* _Stated problem_
Each line that holds the string "page" counts once; say how many such lines there are and add nothing.

(Collection entries)
"""
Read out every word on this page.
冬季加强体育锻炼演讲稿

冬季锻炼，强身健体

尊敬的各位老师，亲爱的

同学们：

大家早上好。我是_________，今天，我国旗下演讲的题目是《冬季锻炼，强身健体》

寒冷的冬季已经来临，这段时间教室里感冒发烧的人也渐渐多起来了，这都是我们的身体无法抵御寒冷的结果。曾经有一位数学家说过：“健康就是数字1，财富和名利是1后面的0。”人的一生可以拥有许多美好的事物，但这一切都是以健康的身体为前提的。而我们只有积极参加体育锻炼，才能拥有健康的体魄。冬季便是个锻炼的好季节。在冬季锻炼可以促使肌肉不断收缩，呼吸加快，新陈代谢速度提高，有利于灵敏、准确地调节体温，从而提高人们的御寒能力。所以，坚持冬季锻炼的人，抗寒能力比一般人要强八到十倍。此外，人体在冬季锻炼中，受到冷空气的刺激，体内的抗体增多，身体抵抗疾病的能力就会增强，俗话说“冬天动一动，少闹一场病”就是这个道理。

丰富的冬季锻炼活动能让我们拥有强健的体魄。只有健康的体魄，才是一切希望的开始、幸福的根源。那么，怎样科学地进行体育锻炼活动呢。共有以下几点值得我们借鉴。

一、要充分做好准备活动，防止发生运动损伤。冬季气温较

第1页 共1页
"""
"""
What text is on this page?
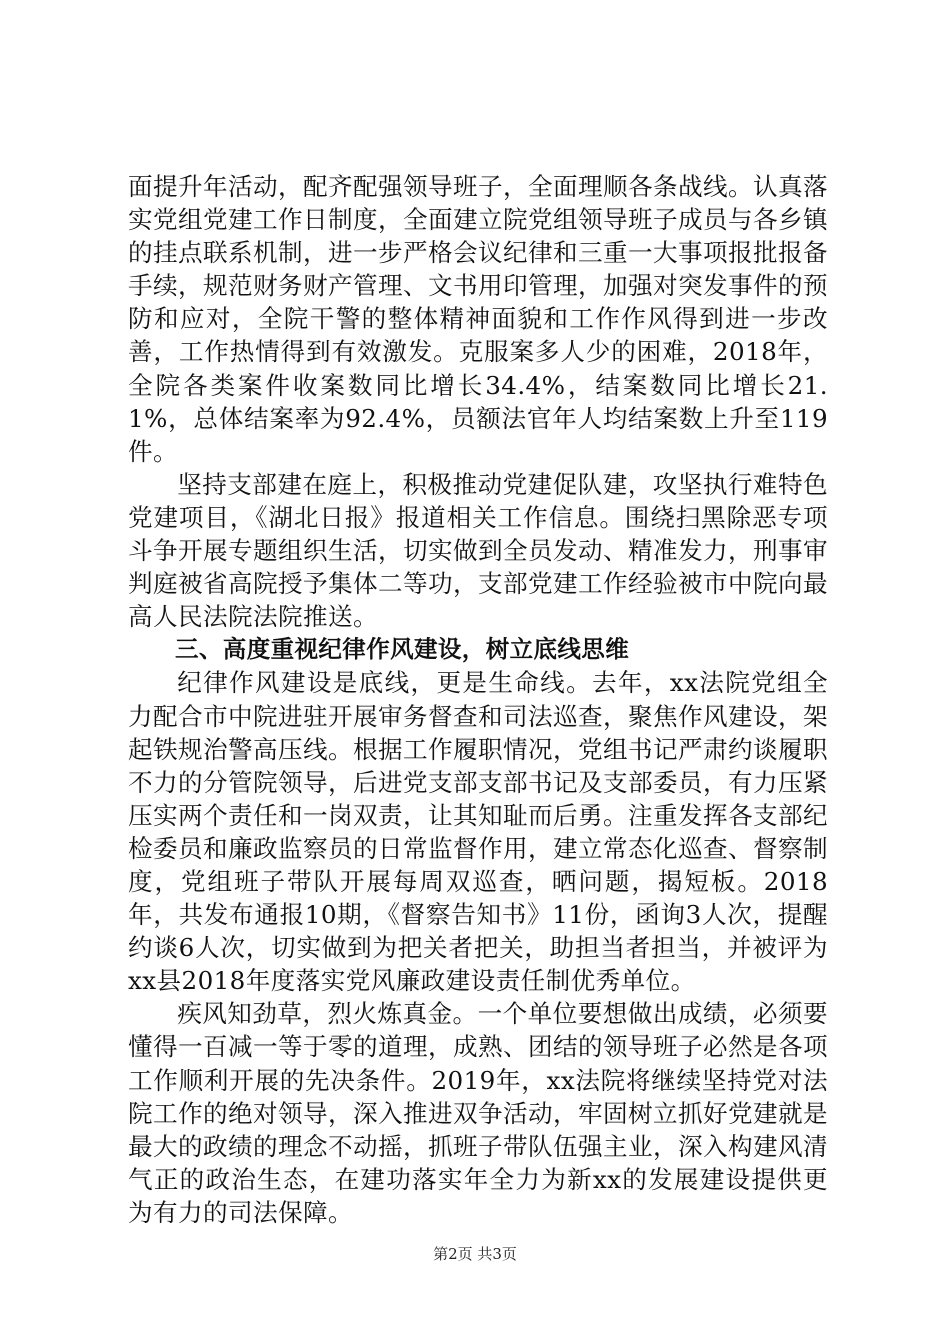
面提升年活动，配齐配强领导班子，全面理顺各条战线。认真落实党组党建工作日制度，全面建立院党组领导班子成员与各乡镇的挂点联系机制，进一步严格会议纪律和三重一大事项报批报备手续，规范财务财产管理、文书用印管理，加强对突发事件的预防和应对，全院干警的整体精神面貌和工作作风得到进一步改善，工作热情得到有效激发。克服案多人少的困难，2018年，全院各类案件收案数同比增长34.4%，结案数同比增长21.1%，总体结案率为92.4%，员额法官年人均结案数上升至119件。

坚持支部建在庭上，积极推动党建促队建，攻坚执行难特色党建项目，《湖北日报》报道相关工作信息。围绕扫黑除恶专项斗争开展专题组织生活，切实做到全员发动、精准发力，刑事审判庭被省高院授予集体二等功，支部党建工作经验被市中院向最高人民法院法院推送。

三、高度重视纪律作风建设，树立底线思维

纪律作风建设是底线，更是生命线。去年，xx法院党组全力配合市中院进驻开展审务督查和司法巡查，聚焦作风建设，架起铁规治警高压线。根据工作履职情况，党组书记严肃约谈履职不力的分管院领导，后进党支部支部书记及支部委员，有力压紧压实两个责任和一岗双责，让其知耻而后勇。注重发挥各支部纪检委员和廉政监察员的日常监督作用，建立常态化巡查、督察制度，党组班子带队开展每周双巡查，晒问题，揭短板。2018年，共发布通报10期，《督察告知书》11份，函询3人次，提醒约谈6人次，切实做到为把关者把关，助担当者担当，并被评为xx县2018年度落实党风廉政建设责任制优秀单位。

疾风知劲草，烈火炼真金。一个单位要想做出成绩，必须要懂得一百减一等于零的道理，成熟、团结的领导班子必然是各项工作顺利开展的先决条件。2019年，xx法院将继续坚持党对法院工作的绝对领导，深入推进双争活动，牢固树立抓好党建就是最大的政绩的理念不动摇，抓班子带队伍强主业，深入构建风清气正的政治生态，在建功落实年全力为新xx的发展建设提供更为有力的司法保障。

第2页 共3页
"""
* _Task solution_
2